╭─ Record extracts

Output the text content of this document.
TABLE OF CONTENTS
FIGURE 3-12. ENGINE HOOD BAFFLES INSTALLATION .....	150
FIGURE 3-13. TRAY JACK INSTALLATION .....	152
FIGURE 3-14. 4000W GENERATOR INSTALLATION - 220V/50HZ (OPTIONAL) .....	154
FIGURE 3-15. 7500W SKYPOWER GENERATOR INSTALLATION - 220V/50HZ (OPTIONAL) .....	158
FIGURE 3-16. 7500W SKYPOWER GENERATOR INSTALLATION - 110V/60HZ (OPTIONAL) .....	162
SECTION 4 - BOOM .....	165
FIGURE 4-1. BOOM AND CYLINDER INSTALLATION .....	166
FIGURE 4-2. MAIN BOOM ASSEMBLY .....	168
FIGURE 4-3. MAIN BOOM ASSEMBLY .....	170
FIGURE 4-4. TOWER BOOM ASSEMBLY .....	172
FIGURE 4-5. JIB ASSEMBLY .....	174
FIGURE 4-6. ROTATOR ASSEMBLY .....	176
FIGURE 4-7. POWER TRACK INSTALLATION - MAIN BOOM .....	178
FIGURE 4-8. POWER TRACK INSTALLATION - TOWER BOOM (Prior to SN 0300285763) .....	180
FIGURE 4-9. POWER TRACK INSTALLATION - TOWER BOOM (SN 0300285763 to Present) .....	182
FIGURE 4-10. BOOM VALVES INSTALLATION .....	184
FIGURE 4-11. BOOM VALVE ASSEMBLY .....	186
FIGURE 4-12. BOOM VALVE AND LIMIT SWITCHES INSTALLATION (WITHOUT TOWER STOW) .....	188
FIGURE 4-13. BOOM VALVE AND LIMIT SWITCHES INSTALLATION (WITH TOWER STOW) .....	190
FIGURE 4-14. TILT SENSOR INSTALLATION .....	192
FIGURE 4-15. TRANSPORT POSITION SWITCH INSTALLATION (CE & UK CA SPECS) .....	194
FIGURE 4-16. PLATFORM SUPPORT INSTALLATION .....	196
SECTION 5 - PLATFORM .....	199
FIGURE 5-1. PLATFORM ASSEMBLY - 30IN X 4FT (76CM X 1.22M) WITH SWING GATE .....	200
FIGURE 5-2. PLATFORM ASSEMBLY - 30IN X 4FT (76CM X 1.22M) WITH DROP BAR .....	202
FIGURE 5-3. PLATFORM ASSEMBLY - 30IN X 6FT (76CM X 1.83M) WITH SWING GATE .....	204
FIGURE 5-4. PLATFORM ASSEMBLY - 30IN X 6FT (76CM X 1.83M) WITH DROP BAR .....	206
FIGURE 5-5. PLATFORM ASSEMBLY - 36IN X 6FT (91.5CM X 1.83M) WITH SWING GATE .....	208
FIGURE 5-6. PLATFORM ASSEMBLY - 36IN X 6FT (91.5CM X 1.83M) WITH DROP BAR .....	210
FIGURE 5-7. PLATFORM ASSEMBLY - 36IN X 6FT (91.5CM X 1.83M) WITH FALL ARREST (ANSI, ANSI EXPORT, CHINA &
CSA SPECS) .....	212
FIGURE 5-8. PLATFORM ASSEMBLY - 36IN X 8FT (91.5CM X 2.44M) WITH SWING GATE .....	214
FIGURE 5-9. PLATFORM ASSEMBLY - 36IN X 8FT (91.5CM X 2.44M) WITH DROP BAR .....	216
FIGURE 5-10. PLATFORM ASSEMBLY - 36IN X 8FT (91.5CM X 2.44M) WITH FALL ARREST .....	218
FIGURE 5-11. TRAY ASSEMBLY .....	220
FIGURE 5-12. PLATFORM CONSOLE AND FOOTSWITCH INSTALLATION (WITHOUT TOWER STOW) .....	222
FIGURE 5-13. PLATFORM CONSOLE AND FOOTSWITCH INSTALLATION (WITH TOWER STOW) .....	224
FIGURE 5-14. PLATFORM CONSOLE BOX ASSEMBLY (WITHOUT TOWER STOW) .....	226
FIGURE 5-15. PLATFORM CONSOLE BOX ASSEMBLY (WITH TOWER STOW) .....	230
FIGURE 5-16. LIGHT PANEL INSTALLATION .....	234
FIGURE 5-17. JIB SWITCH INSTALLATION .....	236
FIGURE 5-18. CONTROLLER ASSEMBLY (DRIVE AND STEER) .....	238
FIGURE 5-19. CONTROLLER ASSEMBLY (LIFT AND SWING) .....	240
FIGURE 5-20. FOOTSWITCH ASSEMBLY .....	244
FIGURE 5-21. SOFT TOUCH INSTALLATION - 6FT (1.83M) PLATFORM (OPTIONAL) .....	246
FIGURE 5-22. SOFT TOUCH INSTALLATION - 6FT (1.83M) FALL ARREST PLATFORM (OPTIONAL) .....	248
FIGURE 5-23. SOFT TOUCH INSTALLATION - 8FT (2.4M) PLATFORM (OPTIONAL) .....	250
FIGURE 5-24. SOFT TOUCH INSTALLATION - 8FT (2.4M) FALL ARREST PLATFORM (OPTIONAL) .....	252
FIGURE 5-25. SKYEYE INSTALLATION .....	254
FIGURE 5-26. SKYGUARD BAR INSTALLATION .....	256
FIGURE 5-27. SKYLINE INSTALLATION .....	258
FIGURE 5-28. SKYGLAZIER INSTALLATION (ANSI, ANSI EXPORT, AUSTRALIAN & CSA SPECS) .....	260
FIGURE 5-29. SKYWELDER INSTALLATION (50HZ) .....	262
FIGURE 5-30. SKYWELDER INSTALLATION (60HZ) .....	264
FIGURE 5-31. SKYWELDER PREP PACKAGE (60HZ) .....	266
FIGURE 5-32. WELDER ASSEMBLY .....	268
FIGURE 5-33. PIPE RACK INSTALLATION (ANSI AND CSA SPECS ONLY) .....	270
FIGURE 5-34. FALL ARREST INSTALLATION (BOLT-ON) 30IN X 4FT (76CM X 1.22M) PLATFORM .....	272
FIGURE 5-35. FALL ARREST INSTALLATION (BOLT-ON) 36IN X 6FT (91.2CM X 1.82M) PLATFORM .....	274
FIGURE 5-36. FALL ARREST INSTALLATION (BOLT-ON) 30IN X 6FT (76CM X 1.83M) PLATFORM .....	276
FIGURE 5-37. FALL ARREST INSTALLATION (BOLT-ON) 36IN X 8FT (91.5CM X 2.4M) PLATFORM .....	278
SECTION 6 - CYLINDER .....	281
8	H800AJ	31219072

╰─

• [Exercise objective]:
Find every line that has "CONTROLLER" in it, then return those lines.

• [Result of the exercise]:
FIGURE 5-18. CONTROLLER ASSEMBLY (DRIVE AND STEER) .....	238
FIGURE 5-19. CONTROLLER ASSEMBLY (LIFT AND SWING) .....	240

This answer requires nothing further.